#### EXERCISE TASK
All lines in the data bearing the string "Trung" should be identified and copied.

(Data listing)
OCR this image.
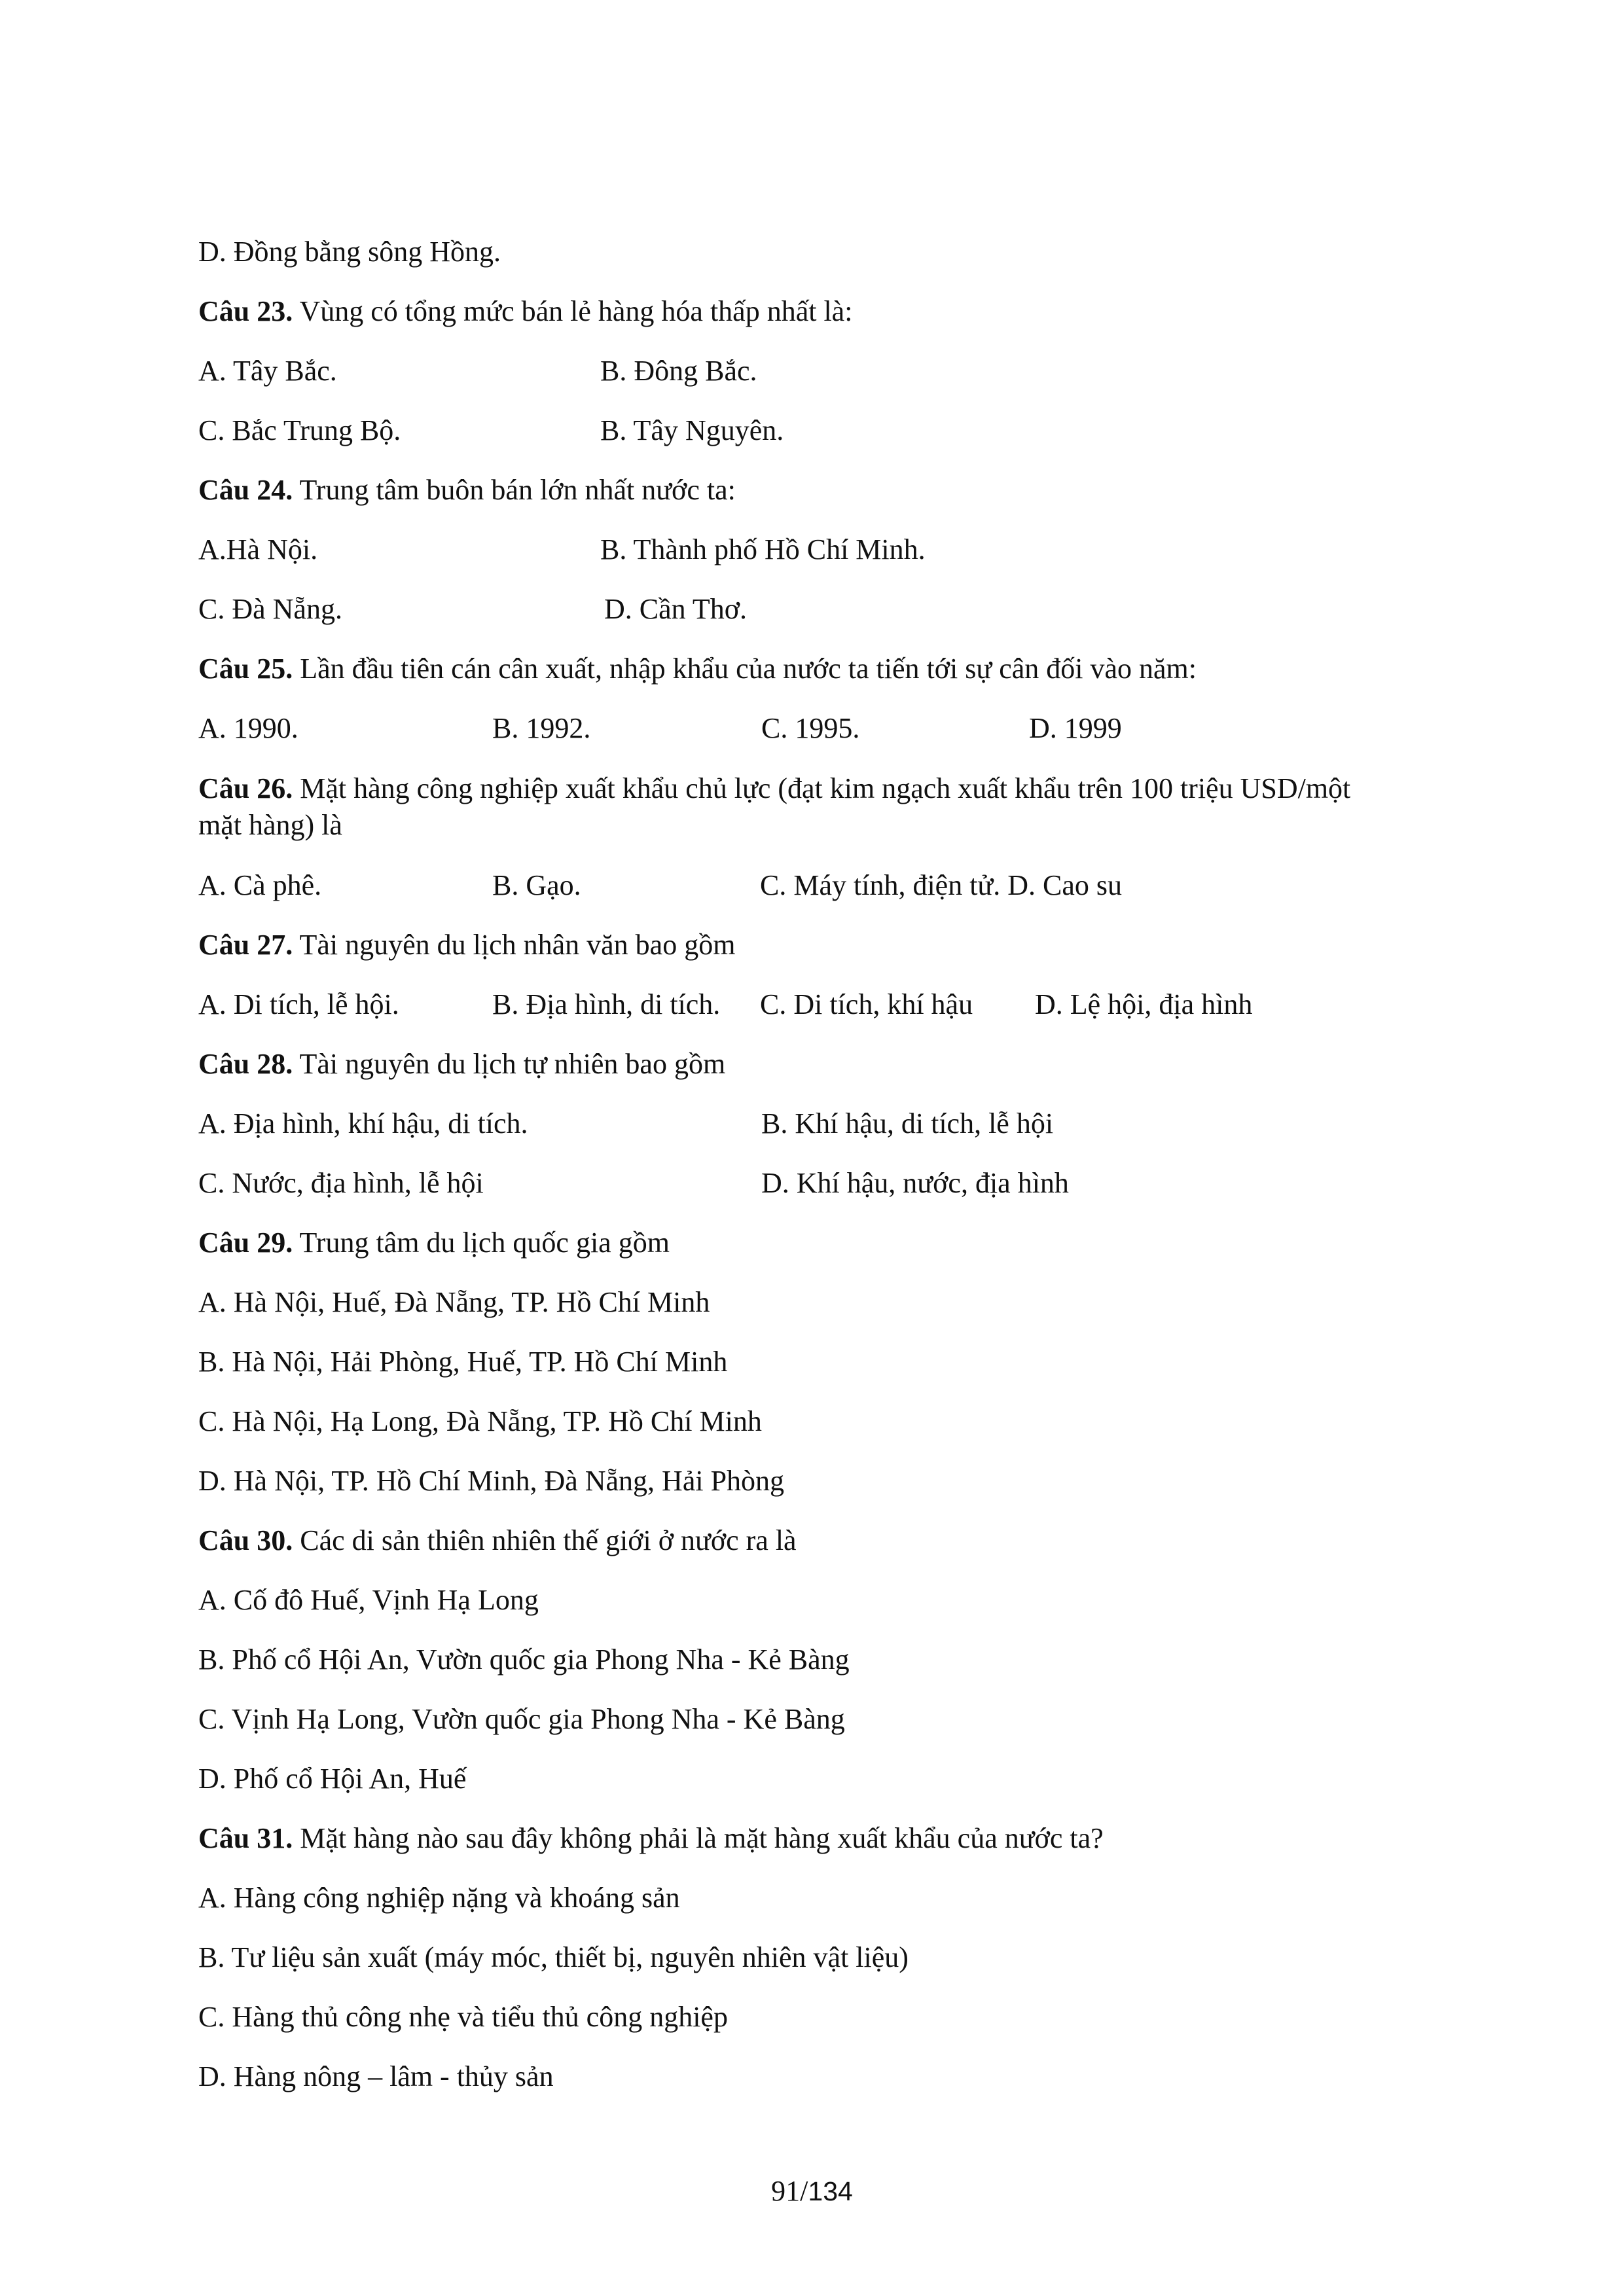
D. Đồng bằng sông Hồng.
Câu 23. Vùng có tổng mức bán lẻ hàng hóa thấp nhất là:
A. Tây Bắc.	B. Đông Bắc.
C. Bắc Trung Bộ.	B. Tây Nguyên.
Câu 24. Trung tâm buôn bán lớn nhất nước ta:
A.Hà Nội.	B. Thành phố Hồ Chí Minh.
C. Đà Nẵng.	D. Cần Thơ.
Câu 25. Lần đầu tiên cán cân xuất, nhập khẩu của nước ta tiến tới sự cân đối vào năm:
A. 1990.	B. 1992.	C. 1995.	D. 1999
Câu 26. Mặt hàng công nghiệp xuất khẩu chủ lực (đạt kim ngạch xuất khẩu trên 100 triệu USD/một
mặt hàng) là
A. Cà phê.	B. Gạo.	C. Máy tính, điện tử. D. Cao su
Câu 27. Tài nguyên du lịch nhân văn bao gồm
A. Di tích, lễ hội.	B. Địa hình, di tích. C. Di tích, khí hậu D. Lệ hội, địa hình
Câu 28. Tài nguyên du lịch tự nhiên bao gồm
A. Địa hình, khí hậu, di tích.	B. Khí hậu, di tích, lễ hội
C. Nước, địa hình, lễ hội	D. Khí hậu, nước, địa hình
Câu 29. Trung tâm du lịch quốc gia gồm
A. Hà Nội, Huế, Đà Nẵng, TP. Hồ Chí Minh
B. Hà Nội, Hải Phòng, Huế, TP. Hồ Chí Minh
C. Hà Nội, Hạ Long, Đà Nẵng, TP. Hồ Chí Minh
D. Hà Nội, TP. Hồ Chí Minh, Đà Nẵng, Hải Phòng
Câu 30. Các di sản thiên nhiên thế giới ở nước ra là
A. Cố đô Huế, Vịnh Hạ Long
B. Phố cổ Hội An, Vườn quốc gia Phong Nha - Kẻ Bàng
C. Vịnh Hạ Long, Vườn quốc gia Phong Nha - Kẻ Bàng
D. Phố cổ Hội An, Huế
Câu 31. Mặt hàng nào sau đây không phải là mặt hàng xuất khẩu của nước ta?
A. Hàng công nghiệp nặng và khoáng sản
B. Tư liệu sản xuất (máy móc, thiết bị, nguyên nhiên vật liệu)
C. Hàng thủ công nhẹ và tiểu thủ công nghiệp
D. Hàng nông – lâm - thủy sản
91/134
---
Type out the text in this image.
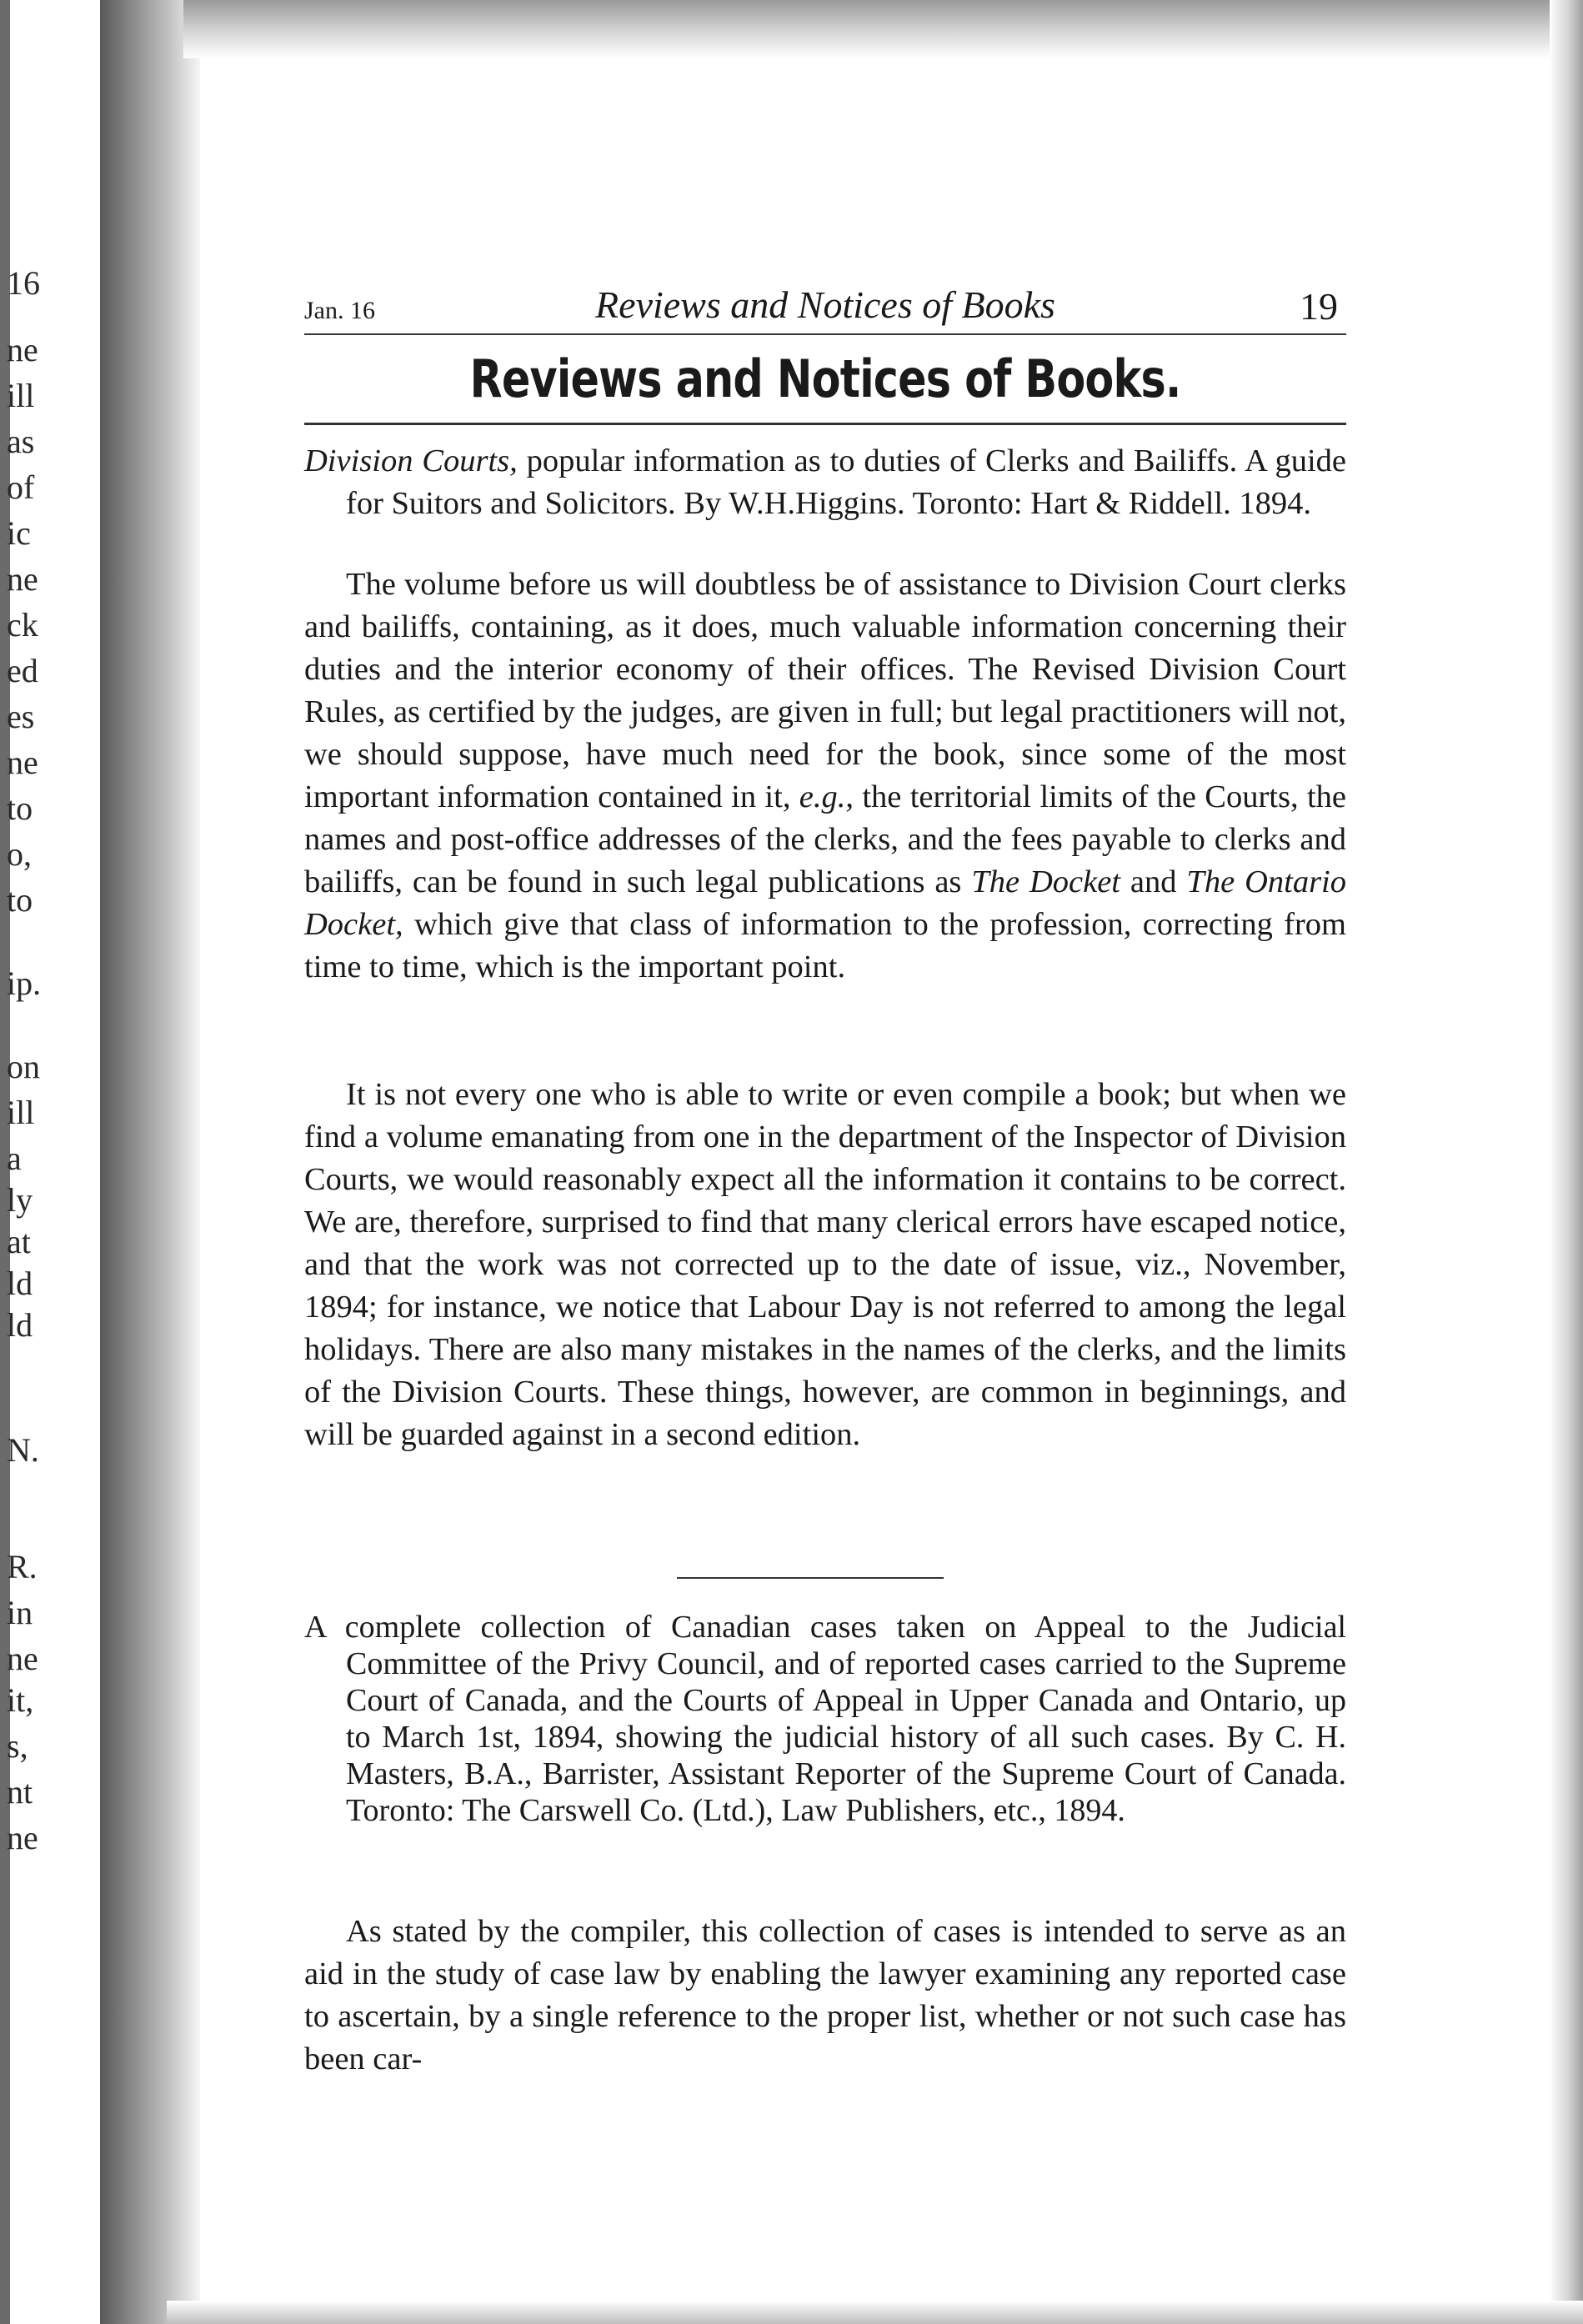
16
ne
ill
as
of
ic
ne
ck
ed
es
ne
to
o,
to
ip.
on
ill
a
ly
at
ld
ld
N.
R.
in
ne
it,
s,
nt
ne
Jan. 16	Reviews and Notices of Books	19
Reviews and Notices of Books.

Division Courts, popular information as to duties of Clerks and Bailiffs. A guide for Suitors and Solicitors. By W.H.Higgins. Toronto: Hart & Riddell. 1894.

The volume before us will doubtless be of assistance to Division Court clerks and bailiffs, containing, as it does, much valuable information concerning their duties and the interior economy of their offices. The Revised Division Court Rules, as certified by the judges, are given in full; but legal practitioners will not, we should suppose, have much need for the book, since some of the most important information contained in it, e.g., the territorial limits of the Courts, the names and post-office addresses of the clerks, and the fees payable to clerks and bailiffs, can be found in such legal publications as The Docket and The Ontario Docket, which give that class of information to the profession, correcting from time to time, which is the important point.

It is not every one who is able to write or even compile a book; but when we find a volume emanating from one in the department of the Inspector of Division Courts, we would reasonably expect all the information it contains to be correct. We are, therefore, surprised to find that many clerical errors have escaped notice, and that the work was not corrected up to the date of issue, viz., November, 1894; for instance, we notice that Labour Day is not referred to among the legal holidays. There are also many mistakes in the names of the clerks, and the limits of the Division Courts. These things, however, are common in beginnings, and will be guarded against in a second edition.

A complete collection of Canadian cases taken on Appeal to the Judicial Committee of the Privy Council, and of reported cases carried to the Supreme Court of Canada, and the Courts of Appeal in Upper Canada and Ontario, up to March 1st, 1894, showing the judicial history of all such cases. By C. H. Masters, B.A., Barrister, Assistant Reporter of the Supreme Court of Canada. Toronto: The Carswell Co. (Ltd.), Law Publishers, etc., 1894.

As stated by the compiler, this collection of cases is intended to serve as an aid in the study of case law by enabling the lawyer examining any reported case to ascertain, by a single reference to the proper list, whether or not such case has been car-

#### OUTPUT
C. Bắc Trung Bộ.	B. Tây Nguyên.
Câu 24. Trung tâm buôn bán lớn nhất nước ta:
Câu 29. Trung tâm du lịch quốc gia gồm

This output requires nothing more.